> _RAW RECORDS_
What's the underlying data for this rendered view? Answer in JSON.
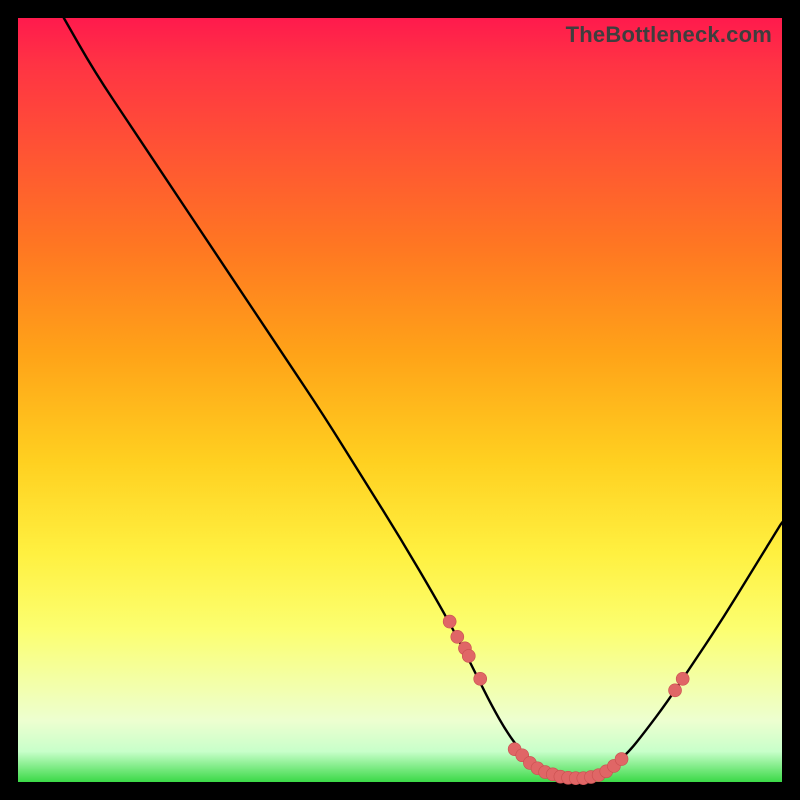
{
  "watermark": "TheBottleneck.com",
  "colors": {
    "page_bg": "#000000",
    "curve": "#000000",
    "marker_fill": "#e06666",
    "marker_stroke": "#c94f4f"
  },
  "chart_data": {
    "type": "line",
    "title": "",
    "xlabel": "",
    "ylabel": "",
    "xlim": [
      0,
      100
    ],
    "ylim": [
      0,
      100
    ],
    "grid": false,
    "gradient_background": true,
    "series": [
      {
        "name": "bottleneck-curve",
        "x": [
          6,
          10,
          15,
          20,
          25,
          30,
          35,
          40,
          45,
          50,
          55,
          58,
          60,
          62,
          64,
          66,
          68,
          70,
          72,
          74,
          76,
          78,
          80,
          82,
          85,
          88,
          92,
          96,
          100
        ],
        "y": [
          100,
          93,
          85.5,
          78,
          70.5,
          63,
          55.5,
          48,
          40,
          32,
          23.5,
          18,
          14,
          10,
          6.5,
          3.8,
          2,
          1,
          0.5,
          0.5,
          1,
          2.2,
          4,
          6.5,
          10.5,
          15,
          21,
          27.5,
          34
        ]
      }
    ],
    "markers": {
      "name": "data-points",
      "x": [
        56.5,
        57.5,
        58.5,
        59,
        60.5,
        65,
        66,
        67,
        68,
        69,
        70,
        71,
        72,
        73,
        74,
        75,
        76,
        77,
        78,
        79,
        86,
        87
      ],
      "y": [
        21,
        19,
        17.5,
        16.5,
        13.5,
        4.3,
        3.5,
        2.5,
        1.8,
        1.3,
        1,
        0.7,
        0.55,
        0.5,
        0.5,
        0.65,
        0.9,
        1.4,
        2.1,
        3.0,
        12,
        13.5
      ]
    }
  }
}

> _THE EXERCISE_
Search the preceding listing for the word "curve" and pull out every line that holds it.

> _ANSWER FOR THE TASK_
    "curve": "#000000",
        "name": "bottleneck-curve",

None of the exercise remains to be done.